======== Records for this exercise ========

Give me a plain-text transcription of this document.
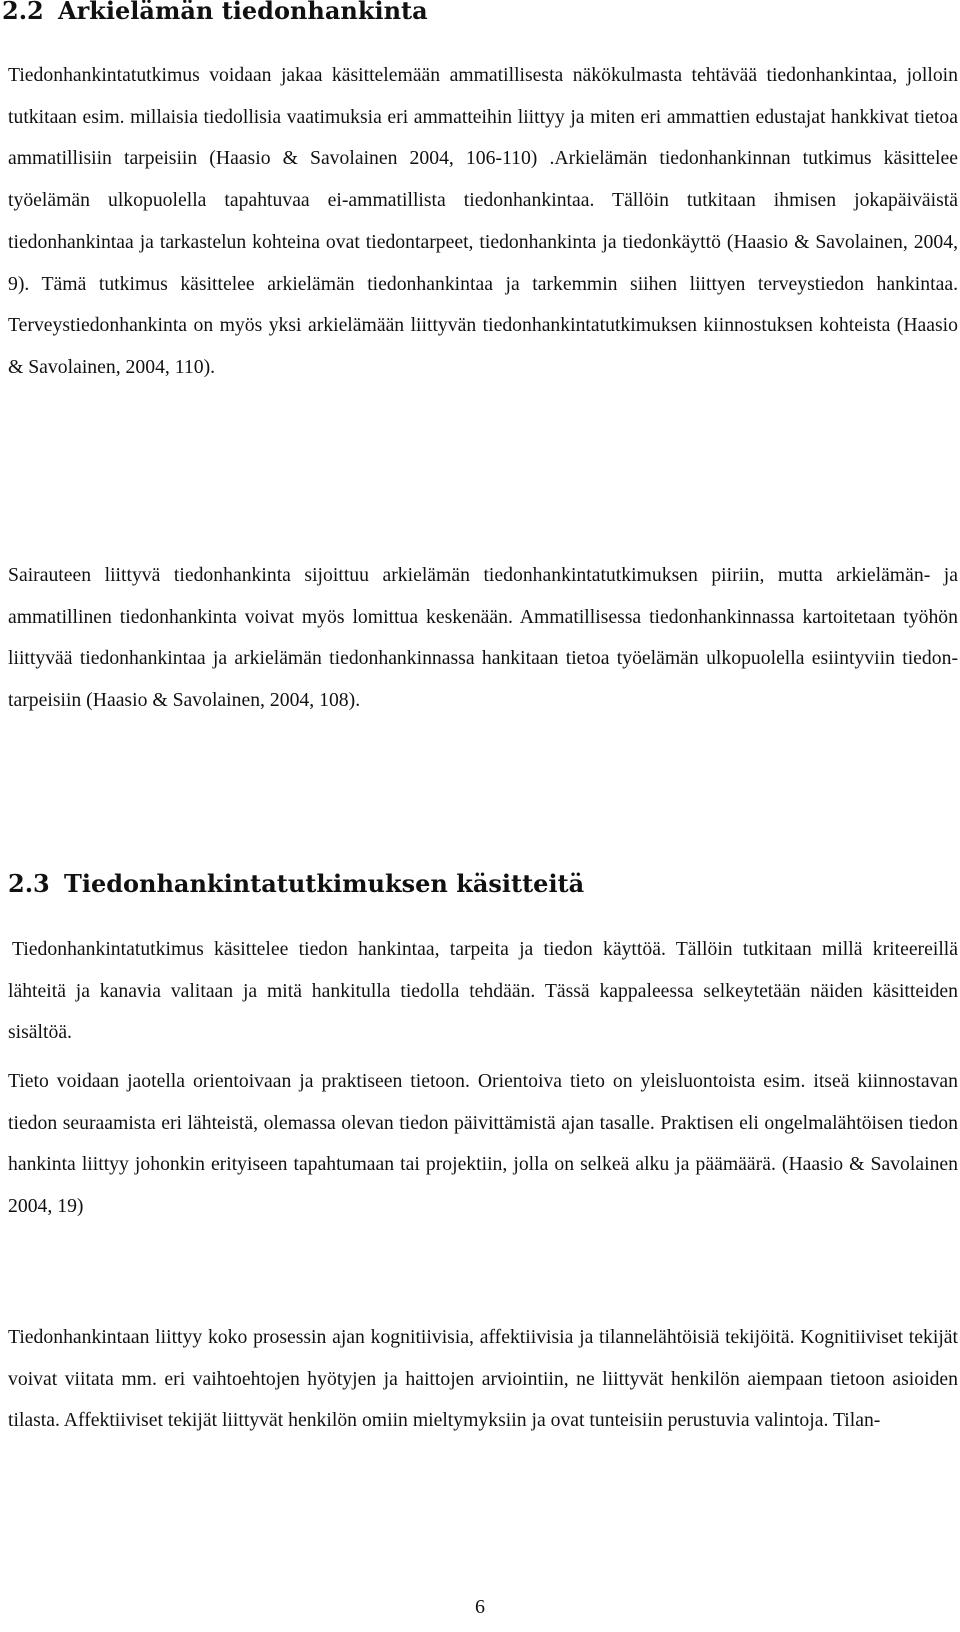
2.2 Arkielämän tiedonhankinta

Tiedonhankintatutkimus voidaan jakaa käsittelemään ammatillisesta näkökulmasta tehtävää tiedonhankintaa, jolloin tutkitaan esim. millaisia tiedollisia vaatimuksia eri ammatteihin liittyy ja miten eri ammattien edustajat hankkivat tietoa ammatillisiin tarpeisiin (Haasio & Savolainen 2004, 106-110) .Arkielämän tiedonhankinnan tutkimus käsittelee työelämän ulkopuolella tapahtuvaa ei-ammatillista tiedonhankintaa. Tällöin tutkitaan ihmisen jokapäiväistä tiedonhankintaa ja tarkastelun kohteina ovat tiedontarpeet, tiedonhankinta ja tiedonkäyttö (Haasio & Savolainen, 2004, 9). Tämä tutkimus käsittelee arkielämän tiedonhankintaa ja tarkemmin siihen liittyen terveystiedon hankintaa. Terveystiedonhankinta on myös yksi arkielämään liittyvän tiedonhankintatutkimuksen kiinnostuksen kohteista (Haasio & Savolainen, 2004, 110).

Sairauteen liittyvä tiedonhankinta sijoittuu arkielämän tiedonhankintatutkimuksen piiriin, mutta arkielämän- ja ammatillinen tiedonhankinta voivat myös lomittua keskenään. Ammatillisessa tiedonhankinnassa kartoitetaan työhön liittyvää tiedonhankintaa ja arkielämän tiedonhankinnassa hankitaan tietoa työelämän ulkopuolella esiintyviin tiedontarpeisiin (Haasio & Savolainen, 2004, 108).

2.3 Tiedonhankintatutkimuksen käsitteitä

Tiedonhankintatutkimus käsittelee tiedon hankintaa, tarpeita ja tiedon käyttöä. Tällöin tutkitaan millä kriteereillä lähteitä ja kanavia valitaan ja mitä hankitulla tiedolla tehdään. Tässä kappaleessa selkeytetään näiden käsitteiden sisältöä.

Tieto voidaan jaotella orientoivaan ja praktiseen tietoon. Orientoiva tieto on yleisluontoista esim. itseä kiinnostavan tiedon seuraamista eri lähteistä, olemassa olevan tiedon päivittämistä ajan tasalle. Praktisen eli ongelmalähtöisen tiedon hankinta liittyy johonkin erityiseen tapahtumaan tai projektiin, jolla on selkeä alku ja päämäärä. (Haasio & Savolainen 2004, 19)

Tiedonhankintaan liittyy koko prosessin ajan kognitiivisia, affektiivisia ja tilannelähtöisiä tekijöitä. Kognitiiviset tekijät voivat viitata mm. eri vaihtoehtojen hyötyjen ja haittojen arviointiin, ne liittyvät henkilön aiempaan tietoon asioiden tilasta. Affektiiviset tekijät liittyvät henkilön omiin mieltymyksiin ja ovat tunteisiin perustuvia valintoja. Tilan-

6
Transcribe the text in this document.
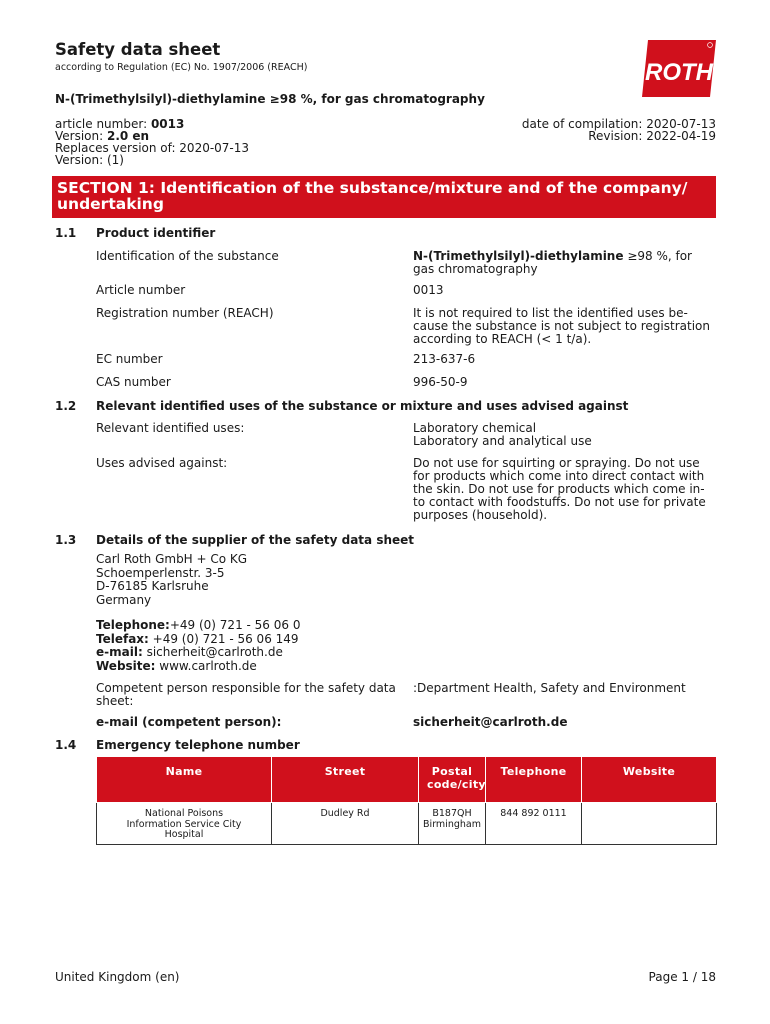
Safety data sheet
according to Regulation (EC) No. 1907/2006 (REACH)	ROTH
N-(Trimethylsilyl)-diethylamine ≥98 %, for gas chromatography
article number: 0013
Version: 2.0 en
Replaces version of: 2020-07-13
Version: (1)
date of compilation: 2020-07-13
Revision: 2022-04-19
SECTION 1: Identification of the substance/mixture and of the company/ undertaking
1.1 Product identifier
Identification of the substance	N-(Trimethylsilyl)-diethylamine ≥98 %, for gas chromatography
Article number	0013
Registration number (REACH)	It is not required to list the identified uses be-cause the substance is not subject to registration according to REACH (< 1 t/a).
EC number	213-637-6
CAS number	996-50-9
1.2 Relevant identified uses of the substance or mixture and uses advised against
Relevant identified uses:	Laboratory chemical
Laboratory and analytical use
Uses advised against:	Do not use for squirting or spraying. Do not use for products which come into direct contact with the skin. Do not use for products which come in-to contact with foodstuffs. Do not use for private purposes (household).
1.3 Details of the supplier of the safety data sheet
Carl Roth GmbH + Co KG
Schoemperlenstr. 3-5
D-76185 Karlsruhe
Germany
Telephone:+49 (0) 721 - 56 06 0
Telefax: +49 (0) 721 - 56 06 149
e-mail: sicherheit@carlroth.de
Website: www.carlroth.de
Competent person responsible for the safety data sheet:
:Department Health, Safety and Environment
e-mail (competent person):	sicherheit@carlroth.de
1.4 Emergency telephone number
Name	Street	Postal code/city	Telephone	Website

National Poisons Information Service City Hospital	Dudley Rd	B187QH Birmingham	844 892 0111	
United Kingdom (en)	Page 1 / 18
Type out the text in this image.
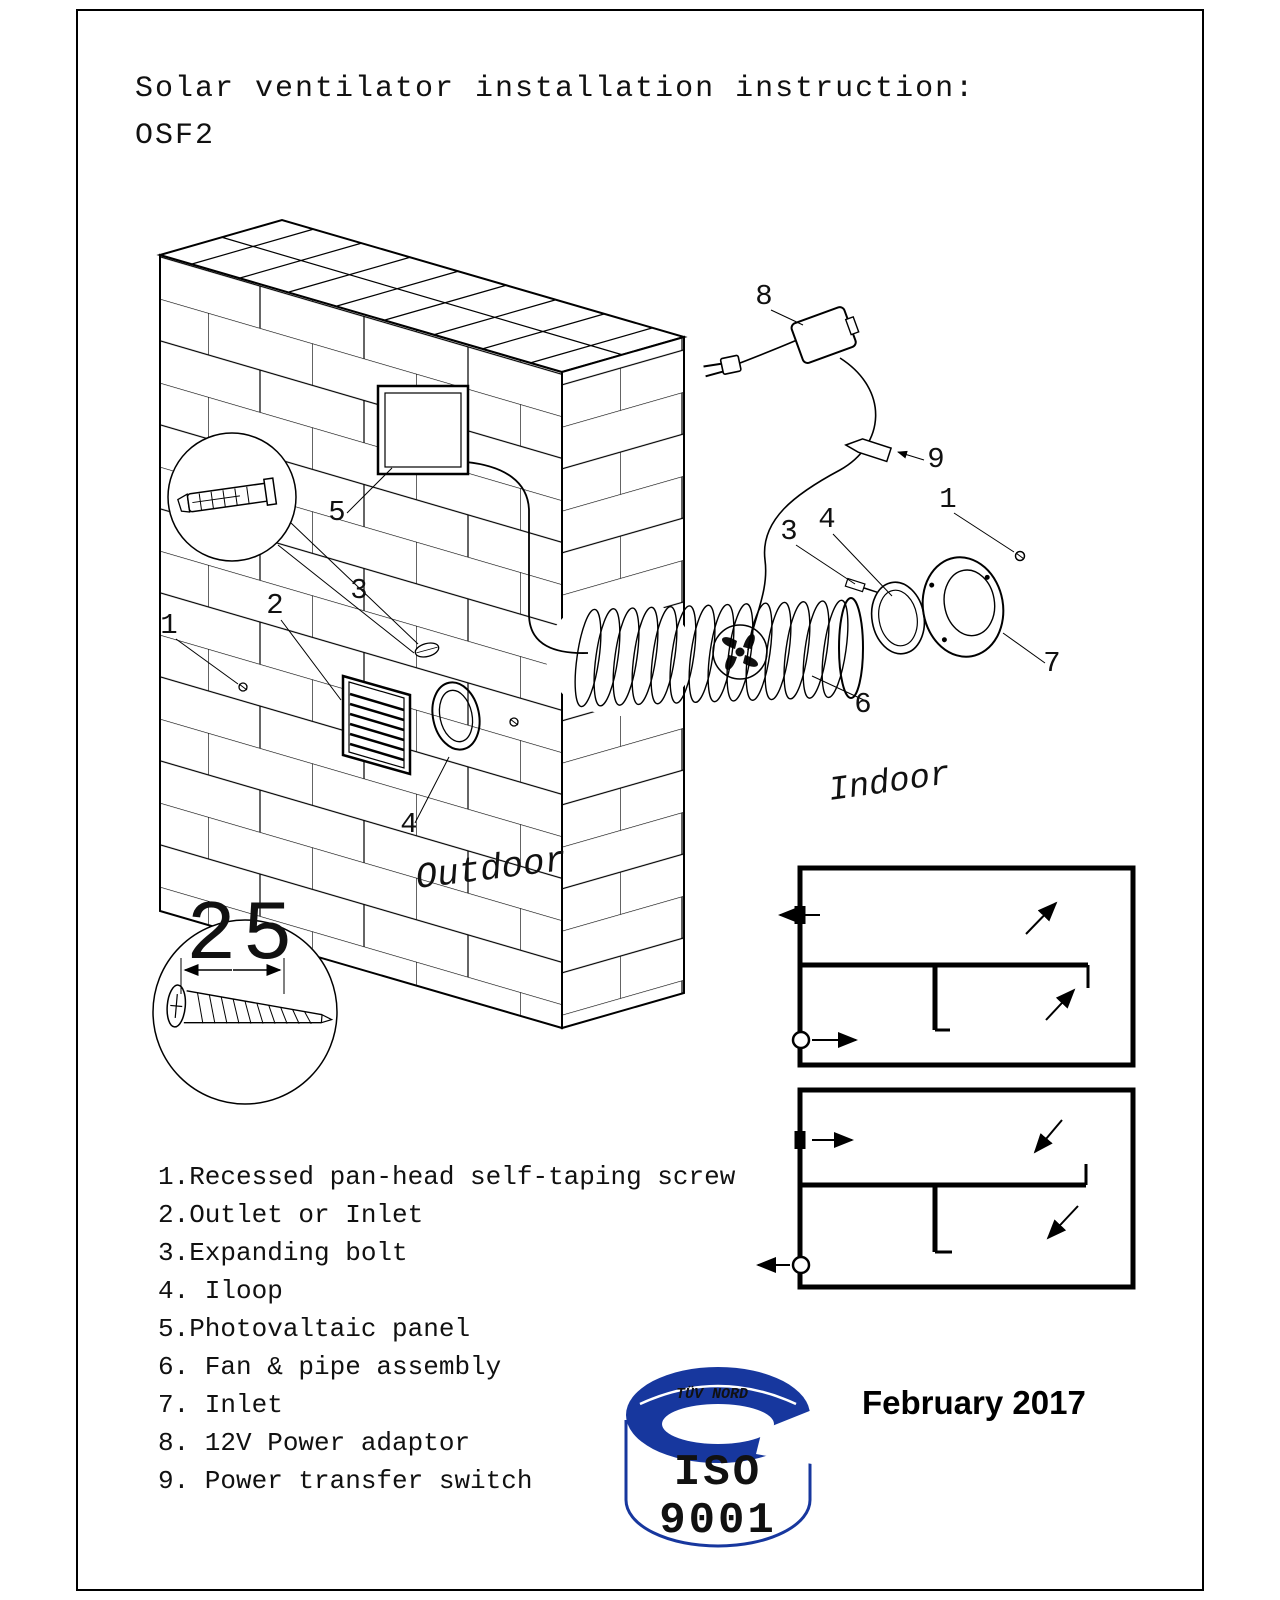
Solar ventilator installation instruction:
OSF2
1
2 3
5
4
8
9
1
3 4
6
7
Outdoor
Indoor
25
TÜV NORD
ISO
9001
1.Recessed pan-head self-taping screw
2.Outlet or Inlet
3.Expanding bolt
4. Iloop
5.Photovaltaic panel
6. Fan & pipe assembly
7. Inlet
8. 12V Power adaptor
9. Power transfer switch
February 2017
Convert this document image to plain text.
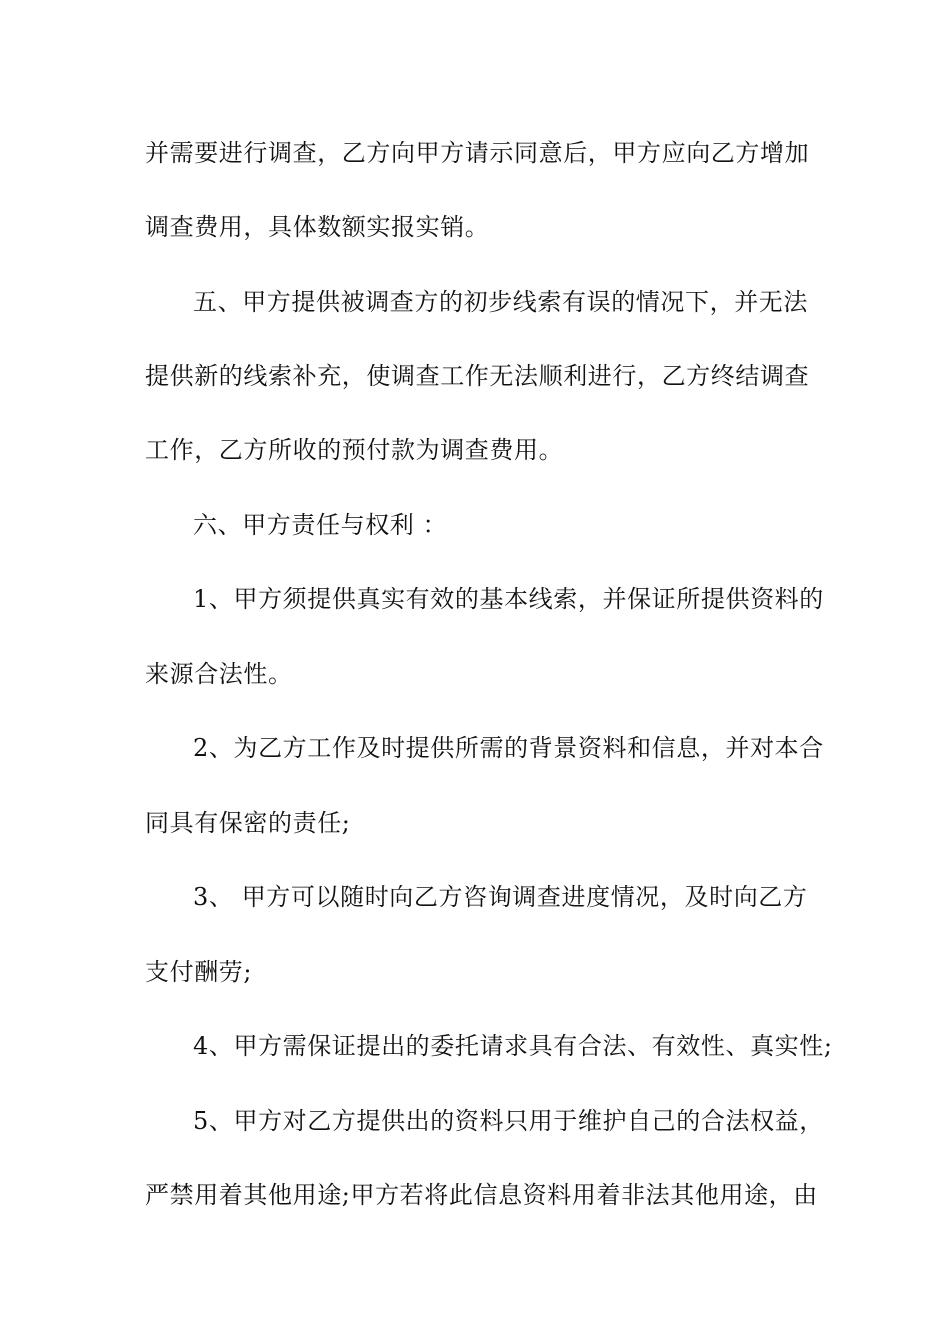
并需要进行调查，乙方向甲方请示同意后，甲方应向乙方增加
调查费用，具体数额实报实销。
五、甲方提供被调查方的初步线索有误的情况下，并无法
提供新的线索补充，使调查工作无法顺利进行，乙方终结调查
工作，乙方所收的预付款为调查费用。
六、甲方责任与权利 ：
1、甲方须提供真实有效的基本线索，并保证所提供资料的
来源合法性。
2、为乙方工作及时提供所需的背景资料和信息，并对本合
同具有保密的责任;
3、 甲方可以随时向乙方咨询调查进度情况，及时向乙方
支付酬劳;
4、甲方需保证提出的委托请求具有合法、有效性、真实性;
5、甲方对乙方提供出的资料只用于维护自己的合法权益，
严禁用着其他用途;甲方若将此信息资料用着非法其他用途，由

========

Exercise description
Repeat the data exactly, dropping every picture it holds.

Output of the exercise
Give me a plain-text transcription of this document.
2.2 Arkielämän tiedonhankinta

Tiedonhankintatutkimus voidaan jakaa käsittelemään ammatillisesta näkökulmasta tehtävää tiedonhankintaa, jolloin tutkitaan esim. millaisia tiedollisia vaatimuksia eri ammatteihin liittyy ja miten eri ammattien edustajat hankkivat tietoa ammatillisiin tarpeisiin (Haasio & Savolainen 2004, 106-110) .Arkielämän tiedonhankinnan tutkimus käsittelee työelämän ulkopuolella tapahtuvaa ei-ammatillista tiedonhankintaa. Tällöin tutkitaan ihmisen jokapäiväistä tiedonhankintaa ja tarkastelun kohteina ovat tiedontarpeet, tiedonhankinta ja tiedonkäyttö (Haasio & Savolainen, 2004, 9). Tämä tutkimus käsittelee arkielämän tiedonhankintaa ja tarkemmin siihen liittyen terveystiedon hankintaa. Terveystiedonhankinta on myös yksi arkielämään liittyvän tiedonhankintatutkimuksen kiinnostuksen kohteista (Haasio & Savolainen, 2004, 110).

Sairauteen liittyvä tiedonhankinta sijoittuu arkielämän tiedonhankintatutkimuksen piiriin, mutta arkielämän- ja ammatillinen tiedonhankinta voivat myös lomittua keskenään. Ammatillisessa tiedonhankinnassa kartoitetaan työhön liittyvää tiedonhankintaa ja arkielämän tiedonhankinnassa hankitaan tietoa työelämän ulkopuolella esiintyviin tiedontarpeisiin (Haasio & Savolainen, 2004, 108).

2.3 Tiedonhankintatutkimuksen käsitteitä

Tiedonhankintatutkimus käsittelee tiedon hankintaa, tarpeita ja tiedon käyttöä. Tällöin tutkitaan millä kriteereillä lähteitä ja kanavia valitaan ja mitä hankitulla tiedolla tehdään. Tässä kappaleessa selkeytetään näiden käsitteiden sisältöä.

Tieto voidaan jaotella orientoivaan ja praktiseen tietoon. Orientoiva tieto on yleisluontoista esim. itseä kiinnostavan tiedon seuraamista eri lähteistä, olemassa olevan tiedon päivittämistä ajan tasalle. Praktisen eli ongelmalähtöisen tiedon hankinta liittyy johonkin erityiseen tapahtumaan tai projektiin, jolla on selkeä alku ja päämäärä. (Haasio & Savolainen 2004, 19)

Tiedonhankintaan liittyy koko prosessin ajan kognitiivisia, affektiivisia ja tilannelähtöisiä tekijöitä. Kognitiiviset tekijät voivat viitata mm. eri vaihtoehtojen hyötyjen ja haittojen arviointiin, ne liittyvät henkilön aiempaan tietoon asioiden tilasta. Affektiiviset tekijät liittyvät henkilön omiin mieltymyksiin ja ovat tunteisiin perustuvia valintoja. Tilan-

6
Transcribe the text in this document.
Safety data sheet
according to Regulation (EC) No. 1907/2006 (REACH)	ROTH
N-(Trimethylsilyl)-diethylamine ≥98 %, for gas chromatography
article number: 0013
Version: 2.0 en
Replaces version of: 2020-07-13
Version: (1)
date of compilation: 2020-07-13
Revision: 2022-04-19
SECTION 1: Identification of the substance/mixture and of the company/ undertaking
1.1 Product identifier
Identification of the substance	N-(Trimethylsilyl)-diethylamine ≥98 %, for gas chromatography
Article number	0013
Registration number (REACH)	It is not required to list the identified uses be-cause the substance is not subject to registration according to REACH (< 1 t/a).
EC number	213-637-6
CAS number	996-50-9
1.2 Relevant identified uses of the substance or mixture and uses advised against
Relevant identified uses:	Laboratory chemical
Laboratory and analytical use
Uses advised against:	Do not use for squirting or spraying. Do not use for products which come into direct contact with the skin. Do not use for products which come in-to contact with foodstuffs. Do not use for private purposes (household).
1.3 Details of the supplier of the safety data sheet
Carl Roth GmbH + Co KG
Schoemperlenstr. 3-5
D-76185 Karlsruhe
Germany
Telephone:+49 (0) 721 - 56 06 0
Telefax: +49 (0) 721 - 56 06 149
e-mail: sicherheit@carlroth.de
Website: www.carlroth.de
Competent person responsible for the safety data sheet:
:Department Health, Safety and Environment
e-mail (competent person):	sicherheit@carlroth.de
1.4 Emergency telephone number
Name	Street	Postal code/city	Telephone	Website

National Poisons Information Service City Hospital	Dudley Rd	B187QH Birmingham	844 892 0111	
United Kingdom (en)	Page 1 / 18
Type out the text in this image.
Solar ventilator installation instruction:
OSF2
1
2 3
5
4
8
9
1
3 4
6
7
Outdoor
Indoor
25
TÜV NORD
ISO
9001
1.Recessed pan-head self-taping screw
2.Outlet or Inlet
3.Expanding bolt
4. Iloop
5.Photovaltaic panel
6. Fan & pipe assembly
7. Inlet
8. 12V Power adaptor
9. Power transfer switch
February 2017
Convert this document image to plain text.
并需要进行调查，乙方向甲方请示同意后，甲方应向乙方增加
调查费用，具体数额实报实销。
五、甲方提供被调查方的初步线索有误的情况下，并无法
提供新的线索补充，使调查工作无法顺利进行，乙方终结调查
工作，乙方所收的预付款为调查费用。
六、甲方责任与权利 ：
1、甲方须提供真实有效的基本线索，并保证所提供资料的
来源合法性。
2、为乙方工作及时提供所需的背景资料和信息，并对本合
同具有保密的责任;
3、 甲方可以随时向乙方咨询调查进度情况，及时向乙方
支付酬劳;
4、甲方需保证提出的委托请求具有合法、有效性、真实性;
5、甲方对乙方提供出的资料只用于维护自己的合法权益，
严禁用着其他用途;甲方若将此信息资料用着非法其他用途，由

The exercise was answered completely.